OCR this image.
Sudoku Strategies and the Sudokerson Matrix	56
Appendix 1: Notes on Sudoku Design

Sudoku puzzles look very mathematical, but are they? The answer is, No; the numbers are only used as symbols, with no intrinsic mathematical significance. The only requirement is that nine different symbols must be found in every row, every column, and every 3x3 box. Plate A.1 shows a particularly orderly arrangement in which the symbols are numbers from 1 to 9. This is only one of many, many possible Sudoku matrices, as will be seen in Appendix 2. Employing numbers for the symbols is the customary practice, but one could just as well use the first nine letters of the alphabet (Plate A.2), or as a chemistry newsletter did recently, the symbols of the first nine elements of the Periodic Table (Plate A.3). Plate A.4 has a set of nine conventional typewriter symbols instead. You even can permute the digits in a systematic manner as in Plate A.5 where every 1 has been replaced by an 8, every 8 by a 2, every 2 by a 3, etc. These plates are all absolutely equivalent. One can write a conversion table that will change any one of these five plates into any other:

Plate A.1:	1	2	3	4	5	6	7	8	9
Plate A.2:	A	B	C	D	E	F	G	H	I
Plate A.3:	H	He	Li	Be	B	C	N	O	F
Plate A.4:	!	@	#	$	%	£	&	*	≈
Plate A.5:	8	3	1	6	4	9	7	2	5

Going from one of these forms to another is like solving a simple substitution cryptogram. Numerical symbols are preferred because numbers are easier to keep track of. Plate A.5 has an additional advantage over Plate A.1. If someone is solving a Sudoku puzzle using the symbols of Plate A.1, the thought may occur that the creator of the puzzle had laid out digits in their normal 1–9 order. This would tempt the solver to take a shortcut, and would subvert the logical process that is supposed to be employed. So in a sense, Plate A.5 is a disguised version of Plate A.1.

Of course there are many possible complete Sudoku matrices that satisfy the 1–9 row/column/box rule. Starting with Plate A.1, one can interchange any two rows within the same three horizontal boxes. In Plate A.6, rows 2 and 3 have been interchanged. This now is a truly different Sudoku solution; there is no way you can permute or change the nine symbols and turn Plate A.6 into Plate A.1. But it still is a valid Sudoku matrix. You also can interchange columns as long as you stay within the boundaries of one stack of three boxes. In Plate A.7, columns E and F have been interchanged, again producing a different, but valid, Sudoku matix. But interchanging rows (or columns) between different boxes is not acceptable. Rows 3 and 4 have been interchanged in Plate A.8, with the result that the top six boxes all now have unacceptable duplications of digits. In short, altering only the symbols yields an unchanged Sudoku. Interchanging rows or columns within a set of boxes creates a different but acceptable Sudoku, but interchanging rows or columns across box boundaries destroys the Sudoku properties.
+---+
Request: Would you restate each of the entries word for word?

Exercise answer:
OCR this image.
Sudoku Strategies and the Sudokerson Matrix	56
Appendix 1: Notes on Sudoku Design

Sudoku puzzles look very mathematical, but are they? The answer is, No; the numbers are only used as symbols, with no intrinsic mathematical significance. The only requirement is that nine different symbols must be found in every row, every column, and every 3x3 box. Plate A.1 shows a particularly orderly arrangement in which the symbols are numbers from 1 to 9. This is only one of many, many possible Sudoku matrices, as will be seen in Appendix 2. Employing numbers for the symbols is the customary practice, but one could just as well use the first nine letters of the alphabet (Plate A.2), or as a chemistry newsletter did recently, the symbols of the first nine elements of the Periodic Table (Plate A.3). Plate A.4 has a set of nine conventional typewriter symbols instead. You even can permute the digits in a systematic manner as in Plate A.5 where every 1 has been replaced by an 8, every 8 by a 2, every 2 by a 3, etc. These plates are all absolutely equivalent. One can write a conversion table that will change any one of these five plates into any other:

Plate A.1:	1	2	3	4	5	6	7	8	9
Plate A.2:	A	B	C	D	E	F	G	H	I
Plate A.3:	H	He	Li	Be	B	C	N	O	F
Plate A.4:	!	@	#	$	%	£	&	*	≈
Plate A.5:	8	3	1	6	4	9	7	2	5

Going from one of these forms to another is like solving a simple substitution cryptogram. Numerical symbols are preferred because numbers are easier to keep track of. Plate A.5 has an additional advantage over Plate A.1. If someone is solving a Sudoku puzzle using the symbols of Plate A.1, the thought may occur that the creator of the puzzle had laid out digits in their normal 1–9 order. This would tempt the solver to take a shortcut, and would subvert the logical process that is supposed to be employed. So in a sense, Plate A.5 is a disguised version of Plate A.1.

Of course there are many possible complete Sudoku matrices that satisfy the 1–9 row/column/box rule. Starting with Plate A.1, one can interchange any two rows within the same three horizontal boxes. In Plate A.6, rows 2 and 3 have been interchanged. This now is a truly different Sudoku solution; there is no way you can permute or change the nine symbols and turn Plate A.6 into Plate A.1. But it still is a valid Sudoku matrix. You also can interchange columns as long as you stay within the boundaries of one stack of three boxes. In Plate A.7, columns E and F have been interchanged, again producing a different, but valid, Sudoku matix. But interchanging rows (or columns) between different boxes is not acceptable. Rows 3 and 4 have been interchanged in Plate A.8, with the result that the top six boxes all now have unacceptable duplications of digits. In short, altering only the symbols yields an unchanged Sudoku. Interchanging rows or columns within a set of boxes creates a different but acceptable Sudoku, but interchanging rows or columns across box boundaries destroys the Sudoku properties.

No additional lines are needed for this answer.